(Lines of data)
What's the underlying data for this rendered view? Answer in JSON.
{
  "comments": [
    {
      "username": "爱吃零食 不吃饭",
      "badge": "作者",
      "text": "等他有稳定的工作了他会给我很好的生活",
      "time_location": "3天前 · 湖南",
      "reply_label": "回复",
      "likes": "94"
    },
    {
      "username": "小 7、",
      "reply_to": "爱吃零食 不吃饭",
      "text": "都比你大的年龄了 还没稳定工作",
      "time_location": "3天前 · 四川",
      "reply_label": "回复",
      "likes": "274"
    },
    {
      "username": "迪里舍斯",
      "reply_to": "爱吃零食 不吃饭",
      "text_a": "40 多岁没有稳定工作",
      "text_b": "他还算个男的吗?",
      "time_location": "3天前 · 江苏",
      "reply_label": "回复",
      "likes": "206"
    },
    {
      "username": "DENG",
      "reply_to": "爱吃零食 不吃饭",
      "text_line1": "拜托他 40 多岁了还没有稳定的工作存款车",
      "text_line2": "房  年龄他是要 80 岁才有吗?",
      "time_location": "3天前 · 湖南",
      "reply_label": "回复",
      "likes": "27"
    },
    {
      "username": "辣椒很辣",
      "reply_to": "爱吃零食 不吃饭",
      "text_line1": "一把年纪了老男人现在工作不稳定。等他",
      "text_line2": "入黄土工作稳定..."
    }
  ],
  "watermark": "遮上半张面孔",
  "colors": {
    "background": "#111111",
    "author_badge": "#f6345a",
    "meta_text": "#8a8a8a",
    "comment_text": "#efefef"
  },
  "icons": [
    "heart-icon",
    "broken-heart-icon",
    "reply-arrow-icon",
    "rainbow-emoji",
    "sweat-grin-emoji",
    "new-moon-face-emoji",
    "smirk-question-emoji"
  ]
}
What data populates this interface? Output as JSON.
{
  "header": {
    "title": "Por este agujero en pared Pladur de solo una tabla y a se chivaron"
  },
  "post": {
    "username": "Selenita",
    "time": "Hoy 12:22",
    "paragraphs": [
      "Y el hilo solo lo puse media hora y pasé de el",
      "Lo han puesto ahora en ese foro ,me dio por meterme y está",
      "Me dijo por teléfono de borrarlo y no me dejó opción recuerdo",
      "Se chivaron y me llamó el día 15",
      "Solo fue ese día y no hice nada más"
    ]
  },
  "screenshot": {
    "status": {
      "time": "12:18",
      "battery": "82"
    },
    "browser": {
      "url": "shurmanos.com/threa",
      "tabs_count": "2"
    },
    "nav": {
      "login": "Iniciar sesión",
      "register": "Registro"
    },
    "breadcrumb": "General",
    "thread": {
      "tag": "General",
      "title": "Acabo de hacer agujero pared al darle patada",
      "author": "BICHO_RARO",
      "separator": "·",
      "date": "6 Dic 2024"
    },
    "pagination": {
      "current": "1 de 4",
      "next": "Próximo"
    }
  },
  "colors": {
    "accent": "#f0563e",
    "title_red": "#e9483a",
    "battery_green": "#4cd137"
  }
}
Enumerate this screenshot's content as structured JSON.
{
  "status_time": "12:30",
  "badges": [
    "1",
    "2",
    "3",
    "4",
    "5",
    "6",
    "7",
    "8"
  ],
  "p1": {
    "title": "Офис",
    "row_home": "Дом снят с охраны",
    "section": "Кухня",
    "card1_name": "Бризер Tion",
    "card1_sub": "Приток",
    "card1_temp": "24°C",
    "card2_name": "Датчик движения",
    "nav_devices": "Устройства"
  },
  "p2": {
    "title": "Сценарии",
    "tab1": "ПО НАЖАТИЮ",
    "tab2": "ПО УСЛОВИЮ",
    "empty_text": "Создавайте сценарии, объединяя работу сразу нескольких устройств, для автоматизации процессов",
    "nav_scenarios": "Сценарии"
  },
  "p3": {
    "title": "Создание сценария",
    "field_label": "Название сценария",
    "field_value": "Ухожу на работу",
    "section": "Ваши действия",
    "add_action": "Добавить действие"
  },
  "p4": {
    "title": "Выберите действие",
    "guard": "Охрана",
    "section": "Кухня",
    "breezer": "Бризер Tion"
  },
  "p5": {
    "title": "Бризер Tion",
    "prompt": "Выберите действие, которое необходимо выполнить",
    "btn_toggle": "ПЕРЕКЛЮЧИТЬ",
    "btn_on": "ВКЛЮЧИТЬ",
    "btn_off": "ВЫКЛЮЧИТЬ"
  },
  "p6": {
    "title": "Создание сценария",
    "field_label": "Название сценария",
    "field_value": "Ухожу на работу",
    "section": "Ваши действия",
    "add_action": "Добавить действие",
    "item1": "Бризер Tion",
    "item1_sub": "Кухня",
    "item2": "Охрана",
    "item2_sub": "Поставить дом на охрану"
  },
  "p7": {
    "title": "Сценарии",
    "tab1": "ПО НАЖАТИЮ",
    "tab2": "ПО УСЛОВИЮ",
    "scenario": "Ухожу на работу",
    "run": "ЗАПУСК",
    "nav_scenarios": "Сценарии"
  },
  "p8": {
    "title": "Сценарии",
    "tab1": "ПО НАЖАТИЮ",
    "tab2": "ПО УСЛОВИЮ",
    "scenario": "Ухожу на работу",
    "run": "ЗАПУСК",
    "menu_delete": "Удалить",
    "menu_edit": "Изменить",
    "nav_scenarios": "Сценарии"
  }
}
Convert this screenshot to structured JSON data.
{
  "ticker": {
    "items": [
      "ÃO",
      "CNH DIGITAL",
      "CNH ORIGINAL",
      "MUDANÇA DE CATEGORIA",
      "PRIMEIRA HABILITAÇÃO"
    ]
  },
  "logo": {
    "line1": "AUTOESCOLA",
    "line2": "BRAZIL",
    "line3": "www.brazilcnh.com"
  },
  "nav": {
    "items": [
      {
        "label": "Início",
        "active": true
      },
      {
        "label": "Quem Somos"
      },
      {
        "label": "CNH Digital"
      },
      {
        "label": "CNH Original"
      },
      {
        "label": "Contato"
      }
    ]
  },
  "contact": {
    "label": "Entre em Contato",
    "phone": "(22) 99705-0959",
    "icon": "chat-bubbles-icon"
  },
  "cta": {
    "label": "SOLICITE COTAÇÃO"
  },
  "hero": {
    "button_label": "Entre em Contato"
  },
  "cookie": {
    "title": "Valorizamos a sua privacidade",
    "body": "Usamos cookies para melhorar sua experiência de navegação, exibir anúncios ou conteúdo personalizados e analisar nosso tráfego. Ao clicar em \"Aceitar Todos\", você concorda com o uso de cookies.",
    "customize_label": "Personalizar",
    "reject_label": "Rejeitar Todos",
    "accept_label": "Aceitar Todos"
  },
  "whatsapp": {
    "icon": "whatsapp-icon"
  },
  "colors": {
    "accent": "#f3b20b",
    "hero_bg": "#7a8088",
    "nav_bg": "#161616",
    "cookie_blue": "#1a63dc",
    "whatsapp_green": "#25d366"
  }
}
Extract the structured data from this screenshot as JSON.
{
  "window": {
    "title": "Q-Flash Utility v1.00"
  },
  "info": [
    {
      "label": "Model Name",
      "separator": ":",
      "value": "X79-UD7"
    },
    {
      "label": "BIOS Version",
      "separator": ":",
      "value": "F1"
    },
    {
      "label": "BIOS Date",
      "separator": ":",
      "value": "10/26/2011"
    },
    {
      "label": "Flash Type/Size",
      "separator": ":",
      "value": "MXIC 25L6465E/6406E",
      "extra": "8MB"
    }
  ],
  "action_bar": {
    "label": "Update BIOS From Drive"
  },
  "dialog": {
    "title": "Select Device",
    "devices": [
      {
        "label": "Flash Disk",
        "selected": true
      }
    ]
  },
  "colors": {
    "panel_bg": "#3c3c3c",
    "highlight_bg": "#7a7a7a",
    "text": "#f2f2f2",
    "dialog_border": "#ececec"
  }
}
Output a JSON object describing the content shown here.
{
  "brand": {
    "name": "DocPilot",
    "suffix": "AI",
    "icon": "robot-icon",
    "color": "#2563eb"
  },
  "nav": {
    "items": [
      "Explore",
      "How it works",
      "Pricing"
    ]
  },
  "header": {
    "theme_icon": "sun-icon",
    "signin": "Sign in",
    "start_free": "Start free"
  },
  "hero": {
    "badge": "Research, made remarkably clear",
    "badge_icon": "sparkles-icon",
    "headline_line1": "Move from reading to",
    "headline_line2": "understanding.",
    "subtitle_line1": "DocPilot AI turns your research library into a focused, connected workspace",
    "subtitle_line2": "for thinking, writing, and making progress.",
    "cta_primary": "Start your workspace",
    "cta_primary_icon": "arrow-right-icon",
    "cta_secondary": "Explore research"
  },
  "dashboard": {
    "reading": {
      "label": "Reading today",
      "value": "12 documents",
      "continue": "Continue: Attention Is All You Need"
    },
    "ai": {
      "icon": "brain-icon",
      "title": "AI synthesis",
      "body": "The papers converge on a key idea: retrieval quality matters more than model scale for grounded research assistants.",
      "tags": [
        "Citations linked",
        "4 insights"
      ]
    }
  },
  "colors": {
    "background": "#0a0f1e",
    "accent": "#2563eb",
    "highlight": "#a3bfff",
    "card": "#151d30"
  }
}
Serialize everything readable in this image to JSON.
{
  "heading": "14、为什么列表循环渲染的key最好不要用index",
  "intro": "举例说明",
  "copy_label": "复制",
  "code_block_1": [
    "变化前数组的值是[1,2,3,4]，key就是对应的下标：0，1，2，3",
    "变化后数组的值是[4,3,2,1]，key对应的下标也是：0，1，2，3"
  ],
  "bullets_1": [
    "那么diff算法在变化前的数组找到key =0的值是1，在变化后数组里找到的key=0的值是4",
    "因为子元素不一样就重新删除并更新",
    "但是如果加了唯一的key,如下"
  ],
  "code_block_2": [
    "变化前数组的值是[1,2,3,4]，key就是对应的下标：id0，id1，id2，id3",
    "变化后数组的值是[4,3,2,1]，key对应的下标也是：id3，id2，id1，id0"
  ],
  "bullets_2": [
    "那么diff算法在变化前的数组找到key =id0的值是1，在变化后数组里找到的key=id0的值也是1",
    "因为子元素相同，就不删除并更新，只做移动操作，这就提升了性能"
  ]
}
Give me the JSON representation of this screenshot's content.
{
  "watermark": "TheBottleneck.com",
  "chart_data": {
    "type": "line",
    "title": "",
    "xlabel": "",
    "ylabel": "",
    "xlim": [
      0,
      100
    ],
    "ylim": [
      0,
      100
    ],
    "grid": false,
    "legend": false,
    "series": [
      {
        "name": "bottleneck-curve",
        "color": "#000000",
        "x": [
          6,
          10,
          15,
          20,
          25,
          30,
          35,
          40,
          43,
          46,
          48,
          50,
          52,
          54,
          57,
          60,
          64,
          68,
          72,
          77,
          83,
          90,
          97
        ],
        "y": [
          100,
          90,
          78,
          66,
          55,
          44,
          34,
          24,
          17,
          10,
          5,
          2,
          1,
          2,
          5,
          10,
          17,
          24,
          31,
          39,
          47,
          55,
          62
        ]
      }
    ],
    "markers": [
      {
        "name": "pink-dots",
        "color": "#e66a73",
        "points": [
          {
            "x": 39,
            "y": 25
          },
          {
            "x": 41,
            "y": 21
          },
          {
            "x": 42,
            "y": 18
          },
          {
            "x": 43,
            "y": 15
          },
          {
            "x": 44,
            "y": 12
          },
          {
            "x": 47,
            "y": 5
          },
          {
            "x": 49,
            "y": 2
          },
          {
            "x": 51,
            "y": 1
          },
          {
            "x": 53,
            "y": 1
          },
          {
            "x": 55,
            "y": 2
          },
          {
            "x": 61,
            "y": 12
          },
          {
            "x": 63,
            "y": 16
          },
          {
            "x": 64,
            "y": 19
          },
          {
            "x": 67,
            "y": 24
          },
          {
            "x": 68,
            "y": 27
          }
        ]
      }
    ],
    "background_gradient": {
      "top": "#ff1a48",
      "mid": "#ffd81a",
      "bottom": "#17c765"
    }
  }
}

> **What is needed**:
Gather from the data above every line with the string "your".

> **Final answer**:
    "subtitle_line1": "DocPilot AI turns your research library into a focused, connected workspace",
    "cta_primary": "Start your workspace",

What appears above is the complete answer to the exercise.